## Begin

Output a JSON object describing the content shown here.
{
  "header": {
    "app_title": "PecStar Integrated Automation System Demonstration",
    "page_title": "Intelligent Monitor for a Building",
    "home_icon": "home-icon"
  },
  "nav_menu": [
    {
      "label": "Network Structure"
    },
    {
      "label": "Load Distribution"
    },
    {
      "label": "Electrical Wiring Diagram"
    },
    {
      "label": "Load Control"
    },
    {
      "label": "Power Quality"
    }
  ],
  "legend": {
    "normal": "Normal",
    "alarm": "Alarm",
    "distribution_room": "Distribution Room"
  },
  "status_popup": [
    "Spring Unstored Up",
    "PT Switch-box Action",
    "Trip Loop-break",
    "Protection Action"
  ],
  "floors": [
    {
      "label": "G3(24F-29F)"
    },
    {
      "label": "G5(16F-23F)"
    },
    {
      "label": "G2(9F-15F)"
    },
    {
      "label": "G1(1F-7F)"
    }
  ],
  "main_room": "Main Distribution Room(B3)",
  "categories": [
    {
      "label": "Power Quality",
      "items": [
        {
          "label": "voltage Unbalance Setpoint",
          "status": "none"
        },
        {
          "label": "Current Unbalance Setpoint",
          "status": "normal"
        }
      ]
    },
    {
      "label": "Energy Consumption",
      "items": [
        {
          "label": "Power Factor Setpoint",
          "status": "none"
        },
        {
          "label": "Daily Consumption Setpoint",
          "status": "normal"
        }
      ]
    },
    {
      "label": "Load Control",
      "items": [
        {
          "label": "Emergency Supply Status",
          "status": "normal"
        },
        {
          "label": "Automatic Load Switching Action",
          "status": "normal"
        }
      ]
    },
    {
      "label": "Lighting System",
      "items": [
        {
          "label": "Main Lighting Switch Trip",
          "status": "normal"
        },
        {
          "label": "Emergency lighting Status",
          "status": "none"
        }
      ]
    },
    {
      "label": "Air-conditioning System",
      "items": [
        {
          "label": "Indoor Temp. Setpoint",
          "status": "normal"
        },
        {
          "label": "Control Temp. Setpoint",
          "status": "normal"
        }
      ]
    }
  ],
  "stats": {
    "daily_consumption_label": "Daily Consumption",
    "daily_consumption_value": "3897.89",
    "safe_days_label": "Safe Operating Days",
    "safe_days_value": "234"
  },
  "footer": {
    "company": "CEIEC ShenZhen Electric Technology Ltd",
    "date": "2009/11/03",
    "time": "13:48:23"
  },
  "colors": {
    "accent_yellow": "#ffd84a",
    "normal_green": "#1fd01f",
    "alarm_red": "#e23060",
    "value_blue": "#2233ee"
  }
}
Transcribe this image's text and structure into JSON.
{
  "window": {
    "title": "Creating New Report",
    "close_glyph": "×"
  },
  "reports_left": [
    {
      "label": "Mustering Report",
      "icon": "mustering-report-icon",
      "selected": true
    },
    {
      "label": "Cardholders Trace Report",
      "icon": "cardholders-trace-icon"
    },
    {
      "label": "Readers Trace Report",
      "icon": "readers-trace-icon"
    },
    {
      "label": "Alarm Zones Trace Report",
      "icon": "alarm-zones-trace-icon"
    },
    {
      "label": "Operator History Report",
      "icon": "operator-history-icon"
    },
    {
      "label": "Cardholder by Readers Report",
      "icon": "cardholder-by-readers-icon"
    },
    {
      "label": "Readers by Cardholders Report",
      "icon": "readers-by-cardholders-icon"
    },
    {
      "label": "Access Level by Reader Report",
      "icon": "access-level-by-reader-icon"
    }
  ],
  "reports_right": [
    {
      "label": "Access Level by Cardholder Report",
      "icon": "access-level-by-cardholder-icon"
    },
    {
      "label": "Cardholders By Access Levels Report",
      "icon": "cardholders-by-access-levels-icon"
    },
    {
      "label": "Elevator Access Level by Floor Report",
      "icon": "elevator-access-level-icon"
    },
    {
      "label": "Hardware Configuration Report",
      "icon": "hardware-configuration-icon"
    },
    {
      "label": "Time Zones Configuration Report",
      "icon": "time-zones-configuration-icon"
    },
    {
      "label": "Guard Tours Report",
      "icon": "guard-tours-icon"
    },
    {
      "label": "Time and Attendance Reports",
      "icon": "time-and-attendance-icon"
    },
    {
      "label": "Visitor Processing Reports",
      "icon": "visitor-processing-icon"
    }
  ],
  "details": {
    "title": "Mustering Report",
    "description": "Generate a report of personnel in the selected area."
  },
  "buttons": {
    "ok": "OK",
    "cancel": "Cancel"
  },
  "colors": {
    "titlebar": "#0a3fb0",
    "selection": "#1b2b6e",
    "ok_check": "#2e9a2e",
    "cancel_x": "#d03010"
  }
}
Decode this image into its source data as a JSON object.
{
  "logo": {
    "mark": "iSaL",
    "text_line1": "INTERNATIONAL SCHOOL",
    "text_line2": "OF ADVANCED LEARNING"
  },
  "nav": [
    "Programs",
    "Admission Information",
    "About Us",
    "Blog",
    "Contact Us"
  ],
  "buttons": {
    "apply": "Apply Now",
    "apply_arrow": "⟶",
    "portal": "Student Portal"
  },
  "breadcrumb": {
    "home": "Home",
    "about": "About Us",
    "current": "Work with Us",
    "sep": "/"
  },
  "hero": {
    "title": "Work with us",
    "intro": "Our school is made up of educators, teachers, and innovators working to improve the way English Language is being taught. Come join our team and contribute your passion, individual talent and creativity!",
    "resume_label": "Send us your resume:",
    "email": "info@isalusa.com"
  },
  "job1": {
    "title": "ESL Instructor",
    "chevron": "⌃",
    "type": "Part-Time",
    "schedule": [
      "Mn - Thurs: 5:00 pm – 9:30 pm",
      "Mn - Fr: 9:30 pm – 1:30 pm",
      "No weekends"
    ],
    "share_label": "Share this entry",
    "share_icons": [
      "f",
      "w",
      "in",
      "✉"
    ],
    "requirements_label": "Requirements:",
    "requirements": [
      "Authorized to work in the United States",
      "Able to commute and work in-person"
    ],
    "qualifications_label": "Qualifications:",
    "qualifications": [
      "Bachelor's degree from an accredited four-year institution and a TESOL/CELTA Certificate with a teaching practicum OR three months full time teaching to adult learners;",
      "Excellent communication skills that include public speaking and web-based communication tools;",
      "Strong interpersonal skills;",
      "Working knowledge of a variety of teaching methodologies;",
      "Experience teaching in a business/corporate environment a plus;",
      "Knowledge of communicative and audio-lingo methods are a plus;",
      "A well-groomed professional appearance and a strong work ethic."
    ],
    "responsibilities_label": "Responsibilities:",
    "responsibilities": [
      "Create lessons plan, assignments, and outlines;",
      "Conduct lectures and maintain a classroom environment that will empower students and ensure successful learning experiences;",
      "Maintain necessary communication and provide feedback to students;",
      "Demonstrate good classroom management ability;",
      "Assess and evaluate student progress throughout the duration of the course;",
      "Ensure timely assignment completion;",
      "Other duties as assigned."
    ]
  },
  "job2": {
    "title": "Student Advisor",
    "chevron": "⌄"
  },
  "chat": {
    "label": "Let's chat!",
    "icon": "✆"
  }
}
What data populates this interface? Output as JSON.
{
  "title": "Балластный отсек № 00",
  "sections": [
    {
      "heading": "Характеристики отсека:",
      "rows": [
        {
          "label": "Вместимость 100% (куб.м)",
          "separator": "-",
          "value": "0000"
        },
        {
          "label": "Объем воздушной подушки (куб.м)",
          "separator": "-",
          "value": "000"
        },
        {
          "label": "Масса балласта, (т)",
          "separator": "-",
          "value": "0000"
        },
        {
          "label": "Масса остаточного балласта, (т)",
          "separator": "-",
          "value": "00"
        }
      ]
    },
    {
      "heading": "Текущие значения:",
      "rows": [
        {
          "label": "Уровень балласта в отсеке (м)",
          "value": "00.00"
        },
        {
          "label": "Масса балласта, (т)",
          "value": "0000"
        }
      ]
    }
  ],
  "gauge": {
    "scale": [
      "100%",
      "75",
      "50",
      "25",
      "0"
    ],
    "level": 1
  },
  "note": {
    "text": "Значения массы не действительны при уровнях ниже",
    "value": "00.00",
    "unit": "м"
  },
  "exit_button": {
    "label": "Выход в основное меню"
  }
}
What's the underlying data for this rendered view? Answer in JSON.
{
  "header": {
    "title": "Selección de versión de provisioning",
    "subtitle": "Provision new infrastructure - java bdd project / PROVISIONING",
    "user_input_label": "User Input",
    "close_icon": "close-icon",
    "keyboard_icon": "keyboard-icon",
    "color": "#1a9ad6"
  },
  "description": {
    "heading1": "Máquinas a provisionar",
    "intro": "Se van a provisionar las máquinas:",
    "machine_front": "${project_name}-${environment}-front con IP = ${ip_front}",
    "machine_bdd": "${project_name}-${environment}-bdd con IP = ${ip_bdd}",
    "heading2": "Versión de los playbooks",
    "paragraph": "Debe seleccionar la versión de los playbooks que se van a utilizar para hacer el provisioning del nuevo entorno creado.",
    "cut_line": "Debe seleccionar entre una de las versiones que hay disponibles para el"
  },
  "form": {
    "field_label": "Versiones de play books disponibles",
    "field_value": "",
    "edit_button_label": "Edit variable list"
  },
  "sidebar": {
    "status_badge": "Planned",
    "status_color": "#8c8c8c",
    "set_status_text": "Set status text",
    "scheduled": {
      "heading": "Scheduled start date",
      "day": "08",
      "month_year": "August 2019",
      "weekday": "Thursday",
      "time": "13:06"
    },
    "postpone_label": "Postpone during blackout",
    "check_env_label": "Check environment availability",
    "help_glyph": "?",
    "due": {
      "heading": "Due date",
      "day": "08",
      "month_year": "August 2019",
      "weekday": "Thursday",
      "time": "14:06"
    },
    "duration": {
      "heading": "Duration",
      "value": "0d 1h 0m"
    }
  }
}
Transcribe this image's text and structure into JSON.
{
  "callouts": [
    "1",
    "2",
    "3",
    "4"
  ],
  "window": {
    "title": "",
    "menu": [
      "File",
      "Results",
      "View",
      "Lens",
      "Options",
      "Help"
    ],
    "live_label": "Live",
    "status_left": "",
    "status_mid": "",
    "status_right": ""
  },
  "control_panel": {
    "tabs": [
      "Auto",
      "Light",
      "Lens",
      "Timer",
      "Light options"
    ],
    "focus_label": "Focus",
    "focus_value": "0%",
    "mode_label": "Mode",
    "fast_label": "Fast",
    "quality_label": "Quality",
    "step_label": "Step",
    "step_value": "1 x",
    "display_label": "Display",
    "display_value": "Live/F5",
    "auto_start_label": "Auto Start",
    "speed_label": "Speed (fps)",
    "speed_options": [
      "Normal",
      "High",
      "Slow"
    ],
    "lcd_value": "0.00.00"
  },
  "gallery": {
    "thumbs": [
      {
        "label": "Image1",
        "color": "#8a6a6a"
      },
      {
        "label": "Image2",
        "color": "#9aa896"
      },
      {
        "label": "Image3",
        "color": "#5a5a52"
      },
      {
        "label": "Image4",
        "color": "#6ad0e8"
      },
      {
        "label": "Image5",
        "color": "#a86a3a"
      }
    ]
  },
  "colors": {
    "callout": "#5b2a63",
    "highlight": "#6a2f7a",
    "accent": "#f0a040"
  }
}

## End

Which lines include the word "plus"? List them all.

      "Experience teaching in a business/corporate environment a plus;",
      "Knowledge of communicative and audio-lingo methods are a plus;",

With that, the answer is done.